## Stated goal
Reproduce exactly the lines below, starting with the line that contains "OCR this image." and ending with the last line of the records, both included, and nothing else.

+-------+

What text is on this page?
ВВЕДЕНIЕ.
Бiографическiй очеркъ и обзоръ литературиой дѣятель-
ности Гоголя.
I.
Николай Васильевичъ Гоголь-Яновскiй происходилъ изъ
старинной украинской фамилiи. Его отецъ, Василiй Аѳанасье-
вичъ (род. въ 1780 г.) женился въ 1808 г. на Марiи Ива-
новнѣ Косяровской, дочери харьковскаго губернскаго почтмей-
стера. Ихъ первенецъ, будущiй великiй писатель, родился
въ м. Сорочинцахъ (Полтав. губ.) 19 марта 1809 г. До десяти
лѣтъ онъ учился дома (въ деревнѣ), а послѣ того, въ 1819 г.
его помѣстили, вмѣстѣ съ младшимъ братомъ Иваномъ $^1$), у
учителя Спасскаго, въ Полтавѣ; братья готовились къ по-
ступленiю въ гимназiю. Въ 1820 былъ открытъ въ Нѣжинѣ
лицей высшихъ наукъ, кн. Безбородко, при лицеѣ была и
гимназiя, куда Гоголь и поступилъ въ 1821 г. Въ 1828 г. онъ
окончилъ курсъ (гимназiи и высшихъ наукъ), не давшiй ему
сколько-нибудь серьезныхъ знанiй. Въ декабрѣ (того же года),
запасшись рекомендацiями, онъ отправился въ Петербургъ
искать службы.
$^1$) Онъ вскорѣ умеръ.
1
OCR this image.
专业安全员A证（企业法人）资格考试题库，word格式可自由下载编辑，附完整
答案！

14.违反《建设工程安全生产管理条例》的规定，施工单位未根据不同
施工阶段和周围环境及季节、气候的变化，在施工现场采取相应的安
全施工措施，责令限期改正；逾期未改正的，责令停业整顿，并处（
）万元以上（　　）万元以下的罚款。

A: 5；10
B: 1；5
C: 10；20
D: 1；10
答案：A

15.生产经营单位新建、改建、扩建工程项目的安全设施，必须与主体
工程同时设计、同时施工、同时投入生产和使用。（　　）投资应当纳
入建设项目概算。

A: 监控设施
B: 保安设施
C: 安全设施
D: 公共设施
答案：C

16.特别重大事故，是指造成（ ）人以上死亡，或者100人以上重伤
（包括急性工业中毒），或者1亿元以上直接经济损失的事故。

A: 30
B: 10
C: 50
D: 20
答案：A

+-------+

## Output of the exercise
OCR this image.
专业安全员A证（企业法人）资格考试题库，word格式可自由下载编辑，附完整
答案！

14.违反《建设工程安全生产管理条例》的规定，施工单位未根据不同
施工阶段和周围环境及季节、气候的变化，在施工现场采取相应的安
全施工措施，责令限期改正；逾期未改正的，责令停业整顿，并处（
）万元以上（　　）万元以下的罚款。

A: 5；10
B: 1；5
C: 10；20
D: 1；10
答案：A

15.生产经营单位新建、改建、扩建工程项目的安全设施，必须与主体
工程同时设计、同时施工、同时投入生产和使用。（　　）投资应当纳
入建设项目概算。

A: 监控设施
B: 保安设施
C: 安全设施
D: 公共设施
答案：C

16.特别重大事故，是指造成（ ）人以上死亡，或者100人以上重伤
（包括急性工业中毒），或者1亿元以上直接经济损失的事故。

A: 30
B: 10
C: 50
D: 20
答案：A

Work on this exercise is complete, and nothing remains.